What is asked =>
Without the images, write out the whole listing exactly.

Task material =>
=======

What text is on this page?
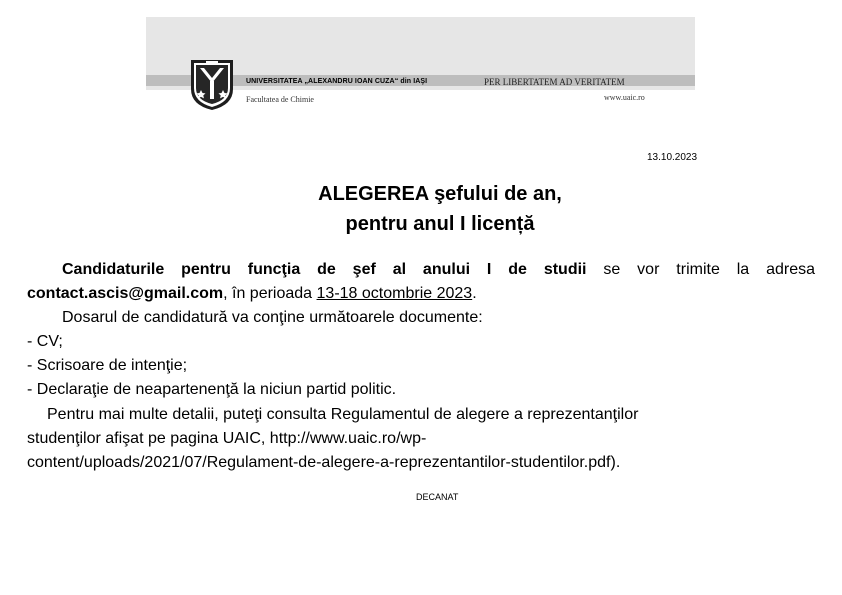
UNIVERSITATEA „ALEXANDRU IOAN CUZA“ din IAŞI	PER LIBERTATEM AD VERITATEM
Facultatea de Chimie	www.uaic.ro
13.10.2023
ALEGEREA şefului de an,
pentru anul I licență
Candidaturile pentru funcţia de şef al anului I de studii se vor trimite la adresa
contact.ascis@gmail.com, în perioada 13-18 octombrie 2023.
Dosarul de candidatură va conţine următoarele documente:
- CV;
- Scrisoare de intenţie;
- Declaraţie de neapartenenţă la niciun partid politic.
Pentru mai multe detalii, puteţi consulta Regulamentul de alegere a reprezentanţilor
studenţilor afişat pe pagina UAIC, http://www.uaic.ro/wp-
content/uploads/2021/07/Regulament-de-alegere-a-reprezentantilor-studentilor.pdf).
DECANAT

=======

Output of the task =>
What text is on this page?
UNIVERSITATEA „ALEXANDRU IOAN CUZA“ din IAŞI	PER LIBERTATEM AD VERITATEM
Facultatea de Chimie	www.uaic.ro
13.10.2023
ALEGEREA şefului de an,
pentru anul I licență
Candidaturile pentru funcţia de şef al anului I de studii se vor trimite la adresa
contact.ascis@gmail.com, în perioada 13-18 octombrie 2023.
Dosarul de candidatură va conţine următoarele documente:
- CV;
- Scrisoare de intenţie;
- Declaraţie de neapartenenţă la niciun partid politic.
Pentru mai multe detalii, puteţi consulta Regulamentul de alegere a reprezentanţilor
studenţilor afişat pe pagina UAIC, http://www.uaic.ro/wp-
content/uploads/2021/07/Regulament-de-alegere-a-reprezentantilor-studentilor.pdf).
DECANAT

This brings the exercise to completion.